To be done ▸
(1) In the mailing-list post on the 5 second boot, which Eee model did Arjan van de Ven and Auke Kok get to boot in 5 seconds?
(2) Continue the mailing-list post on the 5 second boot from the point where it stops.

Text block ▸
[Debian-eeepc-devel] 5 second boot

Phil Endecott spam_from_debian_eee at chezphil.org
Fri Oct 10 12:48:37 UTC 2008


Damyan Ivanov wrote:
> -=| Phil Endecott, Thu, Oct 09, 2008 at 05:19:12PM +0100 |=-
>> I'm surprised that no-one here has yet mentioned Arjan van de Ven 
>> and Auke Kok's work to get an Eee 901 to boot in 5 seconds:
>> 
>>       http://lwn.net/Articles/299483/
>> 
>> The slides from the talk are now available here:
>> 
>>       http://www.fenrus.org/plumbers_fastboot.ppt
>
>> I'd be interested to hear what people think about this.  Do we agree 
>> that improving the boot speed is a useful thing to do?
>
> Sure it is!

>> How much of this work can be applied easily to Debian?

Thinking about the things that Arjan & Auke have done in turn:

They have made some kernel changes to increase concurrency between 
subsystem initialisations.  Presumably we'll see this in a mainline 
kernel in due course.

Stored data ▸
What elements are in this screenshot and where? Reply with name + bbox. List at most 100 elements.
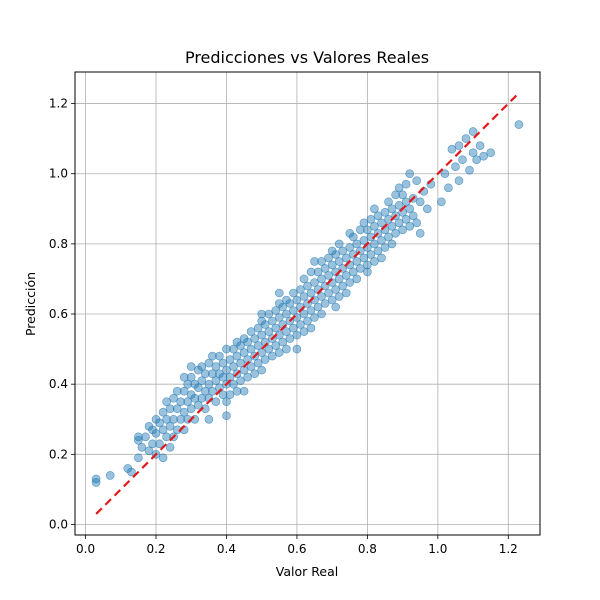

Task responses ▸
(1) The Eee 901.

(2)
They built a custom kernel with the required modules compiled in.  I 
don't think this project would want to distribute a custom kernel, 
would it?  Alternatives include distributing kernel config files.  I 
have also wondered if it is possible to

   lsmod | some-magic-script > .config

i.e. based on the modules that are actually loaded by a modular kernel, 
create a config file that builds in those modules.  Unfortunately I 
don't think there's a simple mapping from module names to the config 
options that enable them.

They have used something called sReadAhead to prefetch the required 
blocks from the disk.  Hopefully this can be packaged for Debian.

> Disabling udev would disable hot-plugging (i.e. an usb stick, or 
> wireless card (via the hot key))

I think it should be possible to use udev after booting and a static 
set of devices for the non-hotpluggable devices.  I'm surprised that 
they got a significant speedup from this change; maybe it's because of 
all the shell scripts that udev involves.

> Removing any sevices you don't use would speed the boot too (I use 
> apache2). Purging them would spare some additional milliseconds as the 
> init script would be removed too (but you would lose any changes to 
> their configuration).

I find it's easier to not install things that you don't need in the 
first place, rather than installing them and then removing them :-).  
But even though I have few daemons running, there are still a lot of 
scripts in /etc/init.d.  Optimising this is what bootchart is good for.

Finally there's all the mode switching that X does.  Again, hopefully 
we'll see an improvement in some future upstream versions; changes are 
needed in X and the kernel.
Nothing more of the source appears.